■ **Exercise directions**: What is the number of lines containing the string "Adléta"? Answer with the number only.

(Dataset entries)

* * * * * * * * *

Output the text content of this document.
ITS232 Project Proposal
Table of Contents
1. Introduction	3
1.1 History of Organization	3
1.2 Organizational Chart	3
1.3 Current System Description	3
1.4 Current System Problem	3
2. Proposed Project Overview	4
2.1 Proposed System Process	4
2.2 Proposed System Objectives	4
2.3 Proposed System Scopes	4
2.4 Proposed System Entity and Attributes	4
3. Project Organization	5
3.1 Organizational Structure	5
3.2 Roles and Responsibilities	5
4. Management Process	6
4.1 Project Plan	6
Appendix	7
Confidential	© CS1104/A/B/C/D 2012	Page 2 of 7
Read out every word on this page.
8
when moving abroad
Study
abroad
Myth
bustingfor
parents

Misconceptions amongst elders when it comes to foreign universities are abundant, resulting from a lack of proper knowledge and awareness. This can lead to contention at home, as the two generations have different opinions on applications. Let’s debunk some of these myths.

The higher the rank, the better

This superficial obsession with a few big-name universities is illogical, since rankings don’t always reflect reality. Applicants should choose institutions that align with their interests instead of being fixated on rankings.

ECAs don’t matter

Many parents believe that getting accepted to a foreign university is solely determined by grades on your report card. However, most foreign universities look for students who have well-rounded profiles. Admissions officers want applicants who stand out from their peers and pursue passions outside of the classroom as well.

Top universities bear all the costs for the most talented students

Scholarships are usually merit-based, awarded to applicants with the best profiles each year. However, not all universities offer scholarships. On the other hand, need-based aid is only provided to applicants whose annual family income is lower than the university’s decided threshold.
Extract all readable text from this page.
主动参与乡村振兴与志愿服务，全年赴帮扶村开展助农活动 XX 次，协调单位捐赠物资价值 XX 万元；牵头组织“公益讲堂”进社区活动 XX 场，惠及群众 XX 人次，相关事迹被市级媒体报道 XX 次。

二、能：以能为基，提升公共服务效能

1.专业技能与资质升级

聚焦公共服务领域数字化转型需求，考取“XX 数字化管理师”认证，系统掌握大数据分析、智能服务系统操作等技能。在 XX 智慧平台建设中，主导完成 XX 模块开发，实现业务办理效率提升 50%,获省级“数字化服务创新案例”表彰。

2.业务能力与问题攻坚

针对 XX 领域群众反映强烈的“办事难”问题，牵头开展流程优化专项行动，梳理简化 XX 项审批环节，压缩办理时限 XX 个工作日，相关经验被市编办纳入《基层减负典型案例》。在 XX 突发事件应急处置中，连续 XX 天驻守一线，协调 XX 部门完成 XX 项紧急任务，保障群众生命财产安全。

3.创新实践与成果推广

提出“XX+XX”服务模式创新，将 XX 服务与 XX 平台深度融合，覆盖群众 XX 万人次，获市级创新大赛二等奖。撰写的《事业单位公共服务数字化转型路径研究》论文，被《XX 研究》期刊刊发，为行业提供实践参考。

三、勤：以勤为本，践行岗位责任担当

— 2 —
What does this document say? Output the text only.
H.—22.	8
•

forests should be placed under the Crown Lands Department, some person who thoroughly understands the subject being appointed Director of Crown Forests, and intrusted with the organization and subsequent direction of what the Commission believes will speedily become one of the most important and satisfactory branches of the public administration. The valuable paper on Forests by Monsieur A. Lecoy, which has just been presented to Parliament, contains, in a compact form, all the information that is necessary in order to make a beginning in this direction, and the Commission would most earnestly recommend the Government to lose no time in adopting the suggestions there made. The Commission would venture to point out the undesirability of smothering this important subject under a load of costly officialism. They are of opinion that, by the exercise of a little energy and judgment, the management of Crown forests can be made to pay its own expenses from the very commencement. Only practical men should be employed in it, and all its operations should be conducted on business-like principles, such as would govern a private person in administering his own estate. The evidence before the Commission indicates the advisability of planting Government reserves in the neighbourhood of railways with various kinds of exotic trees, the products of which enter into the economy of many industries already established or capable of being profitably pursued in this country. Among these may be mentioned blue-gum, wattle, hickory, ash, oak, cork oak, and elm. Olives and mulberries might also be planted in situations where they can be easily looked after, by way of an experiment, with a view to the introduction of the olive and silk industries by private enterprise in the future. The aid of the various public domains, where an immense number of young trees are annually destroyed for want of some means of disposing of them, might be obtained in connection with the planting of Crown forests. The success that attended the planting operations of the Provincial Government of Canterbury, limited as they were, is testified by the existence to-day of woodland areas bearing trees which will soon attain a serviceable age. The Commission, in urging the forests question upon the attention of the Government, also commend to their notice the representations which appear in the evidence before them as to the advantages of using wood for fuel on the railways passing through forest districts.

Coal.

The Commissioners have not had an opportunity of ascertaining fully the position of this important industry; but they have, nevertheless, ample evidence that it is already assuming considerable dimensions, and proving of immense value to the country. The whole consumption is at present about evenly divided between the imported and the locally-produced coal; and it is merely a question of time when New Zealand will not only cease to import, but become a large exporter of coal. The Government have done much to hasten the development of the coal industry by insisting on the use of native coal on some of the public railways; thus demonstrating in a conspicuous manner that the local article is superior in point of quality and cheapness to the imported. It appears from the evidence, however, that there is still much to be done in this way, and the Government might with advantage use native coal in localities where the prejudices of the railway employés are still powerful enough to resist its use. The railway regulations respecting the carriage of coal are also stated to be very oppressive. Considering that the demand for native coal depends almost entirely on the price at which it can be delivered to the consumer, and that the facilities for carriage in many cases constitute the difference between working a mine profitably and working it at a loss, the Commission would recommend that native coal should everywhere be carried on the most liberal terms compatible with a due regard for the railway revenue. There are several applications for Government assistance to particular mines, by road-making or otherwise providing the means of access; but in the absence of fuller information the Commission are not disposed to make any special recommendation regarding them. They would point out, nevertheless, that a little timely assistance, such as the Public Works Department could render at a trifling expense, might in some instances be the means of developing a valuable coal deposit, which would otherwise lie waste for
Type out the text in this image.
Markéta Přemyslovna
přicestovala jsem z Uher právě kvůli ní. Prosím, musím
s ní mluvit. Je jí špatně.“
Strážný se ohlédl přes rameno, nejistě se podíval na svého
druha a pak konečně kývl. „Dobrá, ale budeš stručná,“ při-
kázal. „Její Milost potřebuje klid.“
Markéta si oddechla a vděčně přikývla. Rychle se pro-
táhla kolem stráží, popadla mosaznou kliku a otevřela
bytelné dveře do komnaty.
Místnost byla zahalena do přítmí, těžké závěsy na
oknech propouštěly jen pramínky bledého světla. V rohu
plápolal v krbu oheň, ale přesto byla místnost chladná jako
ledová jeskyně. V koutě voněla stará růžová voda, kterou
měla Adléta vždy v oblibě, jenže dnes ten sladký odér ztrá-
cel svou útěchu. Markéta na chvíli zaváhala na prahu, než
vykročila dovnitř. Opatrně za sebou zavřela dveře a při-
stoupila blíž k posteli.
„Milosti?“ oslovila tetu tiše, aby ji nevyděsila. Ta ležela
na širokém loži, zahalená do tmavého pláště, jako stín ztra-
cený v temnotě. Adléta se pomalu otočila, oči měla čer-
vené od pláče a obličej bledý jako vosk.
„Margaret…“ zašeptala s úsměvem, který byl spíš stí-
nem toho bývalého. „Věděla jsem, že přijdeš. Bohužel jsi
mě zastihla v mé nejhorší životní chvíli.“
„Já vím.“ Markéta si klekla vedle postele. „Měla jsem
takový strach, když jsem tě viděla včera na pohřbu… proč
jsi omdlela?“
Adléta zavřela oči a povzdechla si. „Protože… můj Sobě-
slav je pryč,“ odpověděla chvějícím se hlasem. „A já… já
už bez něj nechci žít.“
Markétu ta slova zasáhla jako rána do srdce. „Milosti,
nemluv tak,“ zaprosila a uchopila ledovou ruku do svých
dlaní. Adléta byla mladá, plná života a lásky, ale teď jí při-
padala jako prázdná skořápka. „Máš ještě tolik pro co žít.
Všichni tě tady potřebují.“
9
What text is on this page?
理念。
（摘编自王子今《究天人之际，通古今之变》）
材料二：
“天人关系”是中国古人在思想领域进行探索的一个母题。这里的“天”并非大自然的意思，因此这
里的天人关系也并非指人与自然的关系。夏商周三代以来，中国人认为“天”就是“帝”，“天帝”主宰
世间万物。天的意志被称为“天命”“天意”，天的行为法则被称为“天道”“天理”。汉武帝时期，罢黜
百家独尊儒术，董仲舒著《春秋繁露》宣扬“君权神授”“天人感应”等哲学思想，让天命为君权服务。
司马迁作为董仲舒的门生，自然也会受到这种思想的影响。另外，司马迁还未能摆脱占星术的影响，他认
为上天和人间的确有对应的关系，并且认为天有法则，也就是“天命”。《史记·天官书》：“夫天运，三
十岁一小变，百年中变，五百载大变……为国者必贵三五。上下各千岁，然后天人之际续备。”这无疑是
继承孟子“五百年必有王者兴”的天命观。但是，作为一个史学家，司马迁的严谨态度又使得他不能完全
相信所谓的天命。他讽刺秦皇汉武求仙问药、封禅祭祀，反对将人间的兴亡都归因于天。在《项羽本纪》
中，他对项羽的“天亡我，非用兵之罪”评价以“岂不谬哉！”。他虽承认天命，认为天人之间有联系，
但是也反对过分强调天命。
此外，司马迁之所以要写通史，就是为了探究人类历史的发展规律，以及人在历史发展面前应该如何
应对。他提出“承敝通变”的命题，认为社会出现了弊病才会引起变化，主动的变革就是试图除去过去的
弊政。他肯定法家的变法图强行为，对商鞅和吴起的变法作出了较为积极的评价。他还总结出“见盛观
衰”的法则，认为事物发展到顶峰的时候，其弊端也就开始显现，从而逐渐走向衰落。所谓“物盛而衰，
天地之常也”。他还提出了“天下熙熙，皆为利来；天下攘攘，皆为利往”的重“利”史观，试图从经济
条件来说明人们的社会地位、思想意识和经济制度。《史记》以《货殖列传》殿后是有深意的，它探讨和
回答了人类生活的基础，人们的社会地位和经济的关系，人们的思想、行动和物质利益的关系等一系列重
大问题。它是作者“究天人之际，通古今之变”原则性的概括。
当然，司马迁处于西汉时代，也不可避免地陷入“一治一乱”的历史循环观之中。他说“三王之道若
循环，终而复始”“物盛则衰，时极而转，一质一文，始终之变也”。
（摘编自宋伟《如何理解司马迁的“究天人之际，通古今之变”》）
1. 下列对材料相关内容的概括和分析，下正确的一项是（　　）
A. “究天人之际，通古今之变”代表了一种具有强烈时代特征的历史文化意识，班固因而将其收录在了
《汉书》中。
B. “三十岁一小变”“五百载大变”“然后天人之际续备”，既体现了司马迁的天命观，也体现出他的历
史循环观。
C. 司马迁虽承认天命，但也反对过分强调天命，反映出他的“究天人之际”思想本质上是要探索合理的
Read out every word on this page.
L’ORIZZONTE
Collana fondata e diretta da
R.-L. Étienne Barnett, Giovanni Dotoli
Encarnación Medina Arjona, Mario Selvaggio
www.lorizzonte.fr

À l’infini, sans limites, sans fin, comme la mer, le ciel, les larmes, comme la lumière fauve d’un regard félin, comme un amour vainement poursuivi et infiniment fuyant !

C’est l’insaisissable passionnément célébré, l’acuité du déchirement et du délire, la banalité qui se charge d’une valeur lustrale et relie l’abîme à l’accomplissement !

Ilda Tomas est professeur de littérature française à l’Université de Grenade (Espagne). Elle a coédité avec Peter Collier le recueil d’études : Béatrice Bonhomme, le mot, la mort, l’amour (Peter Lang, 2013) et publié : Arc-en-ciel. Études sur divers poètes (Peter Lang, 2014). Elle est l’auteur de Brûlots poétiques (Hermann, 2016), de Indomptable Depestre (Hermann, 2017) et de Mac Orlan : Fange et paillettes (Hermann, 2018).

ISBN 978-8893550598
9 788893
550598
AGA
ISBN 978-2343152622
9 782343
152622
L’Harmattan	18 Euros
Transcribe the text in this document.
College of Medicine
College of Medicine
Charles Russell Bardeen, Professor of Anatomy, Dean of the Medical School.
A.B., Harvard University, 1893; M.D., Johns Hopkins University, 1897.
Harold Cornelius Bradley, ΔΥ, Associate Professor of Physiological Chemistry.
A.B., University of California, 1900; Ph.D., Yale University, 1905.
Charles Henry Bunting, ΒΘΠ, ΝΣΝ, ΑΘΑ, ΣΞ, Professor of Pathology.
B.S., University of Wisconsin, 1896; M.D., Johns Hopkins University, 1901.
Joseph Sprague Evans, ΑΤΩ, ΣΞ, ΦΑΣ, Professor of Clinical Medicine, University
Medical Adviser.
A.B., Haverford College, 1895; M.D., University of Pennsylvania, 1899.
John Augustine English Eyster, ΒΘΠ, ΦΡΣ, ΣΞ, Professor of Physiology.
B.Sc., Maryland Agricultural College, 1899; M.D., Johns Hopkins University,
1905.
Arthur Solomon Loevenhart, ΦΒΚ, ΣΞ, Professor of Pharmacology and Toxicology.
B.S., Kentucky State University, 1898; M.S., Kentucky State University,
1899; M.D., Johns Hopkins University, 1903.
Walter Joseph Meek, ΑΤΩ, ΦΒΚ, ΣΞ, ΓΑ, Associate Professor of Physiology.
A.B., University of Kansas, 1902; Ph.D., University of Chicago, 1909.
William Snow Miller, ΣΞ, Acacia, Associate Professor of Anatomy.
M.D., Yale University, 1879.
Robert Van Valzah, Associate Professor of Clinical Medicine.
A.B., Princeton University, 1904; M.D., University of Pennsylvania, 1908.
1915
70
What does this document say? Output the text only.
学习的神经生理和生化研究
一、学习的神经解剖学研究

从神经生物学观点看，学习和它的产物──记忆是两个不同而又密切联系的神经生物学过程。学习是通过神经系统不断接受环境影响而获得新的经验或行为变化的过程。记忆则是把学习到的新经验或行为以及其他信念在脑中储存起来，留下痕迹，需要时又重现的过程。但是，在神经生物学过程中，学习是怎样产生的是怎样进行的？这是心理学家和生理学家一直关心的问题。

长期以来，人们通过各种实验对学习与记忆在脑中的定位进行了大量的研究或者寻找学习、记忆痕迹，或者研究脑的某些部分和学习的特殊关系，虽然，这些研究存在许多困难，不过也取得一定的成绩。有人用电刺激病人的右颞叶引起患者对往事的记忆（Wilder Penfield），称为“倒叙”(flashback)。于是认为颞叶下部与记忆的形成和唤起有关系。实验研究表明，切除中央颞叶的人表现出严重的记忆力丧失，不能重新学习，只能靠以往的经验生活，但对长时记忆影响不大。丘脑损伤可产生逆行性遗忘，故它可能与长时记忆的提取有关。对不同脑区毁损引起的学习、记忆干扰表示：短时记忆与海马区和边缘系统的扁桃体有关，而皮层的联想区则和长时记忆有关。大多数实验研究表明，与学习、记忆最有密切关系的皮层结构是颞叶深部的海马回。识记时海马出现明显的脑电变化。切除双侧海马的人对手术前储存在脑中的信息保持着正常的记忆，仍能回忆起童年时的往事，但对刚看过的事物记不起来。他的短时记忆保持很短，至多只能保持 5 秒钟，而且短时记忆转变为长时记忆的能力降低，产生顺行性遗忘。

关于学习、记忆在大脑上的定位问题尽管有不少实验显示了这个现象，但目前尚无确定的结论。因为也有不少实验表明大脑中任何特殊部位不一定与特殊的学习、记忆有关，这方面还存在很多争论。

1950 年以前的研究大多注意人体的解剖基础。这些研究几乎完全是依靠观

* * * * * * * * *

■ **Solution to the problem**: 4